■ Document section ■
Part IV: PDE SolversChapter 4 of 6

PDE Numerical Methods

Discretizing partial differential equations on spatial grids: finite differences, finite elements, and spectral methods for the heat equation, wave equation, and Laplace's equation.

PDE Classification

The three canonical types of second-order PDEs, each with distinct physical behavior and numerical requirements:

Parabolic (Heat)

\(u_t = \alpha u_{xx}\)

Diffusion, smoothing. Information propagates at infinite speed.

Hyperbolic (Wave)

\(u_{tt} = c^2 u_{xx}\)

Waves, propagation. Finite speed, characteristics.

Elliptic (Laplace)

\(u_{xx} + u_{yy} = 0\)

■ Dataset content ■

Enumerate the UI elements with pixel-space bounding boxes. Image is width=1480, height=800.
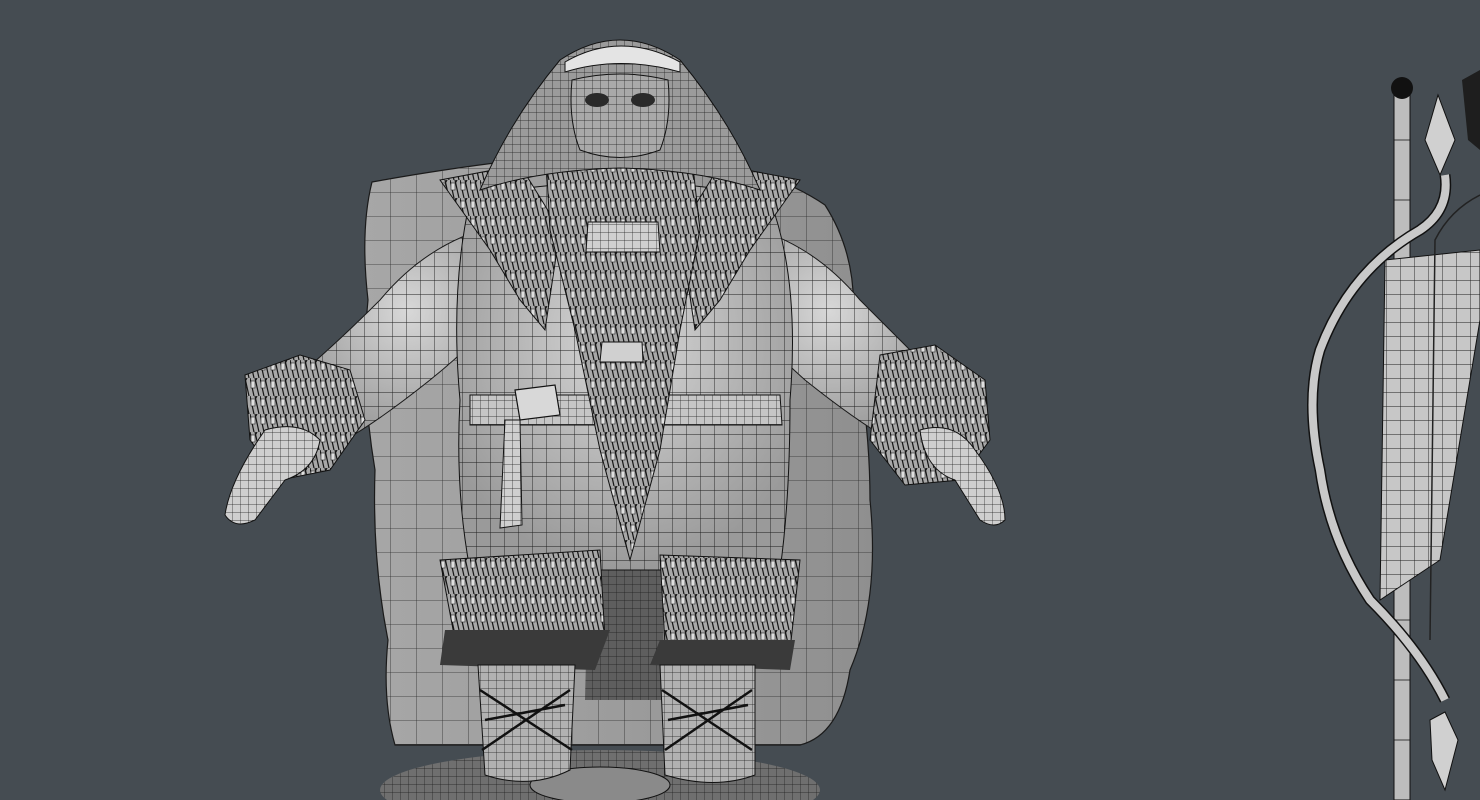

■ Exercise instructions ■
A – Answer these about the PDE numerical methods text, one answer per line:
(i) Which three families of methods does it name for discretizing PDEs on spatial grids?
(ii) At what speed does information propagate in the parabolic (heat) type?
(iii) What equation does it give for the elliptic (Laplace) type?
B – Copy the passage of the PDE numerical methods text from "Diffusion, smoothing. Information" up to and including "Elliptic (Laplace)".

■ Solution set ■
A –
(i) Finite differences, finite elements, and spectral methods.
(ii) Infinite speed.
(iii) \(u_{xx} + u_{yy} = 0\)

B –
Diffusion, smoothing. Information propagates at infinite speed.

Hyperbolic (Wave)

\(u_{tt} = c^2 u_{xx}\)

Waves, propagation. Finite speed, characteristics.

Elliptic (Laplace)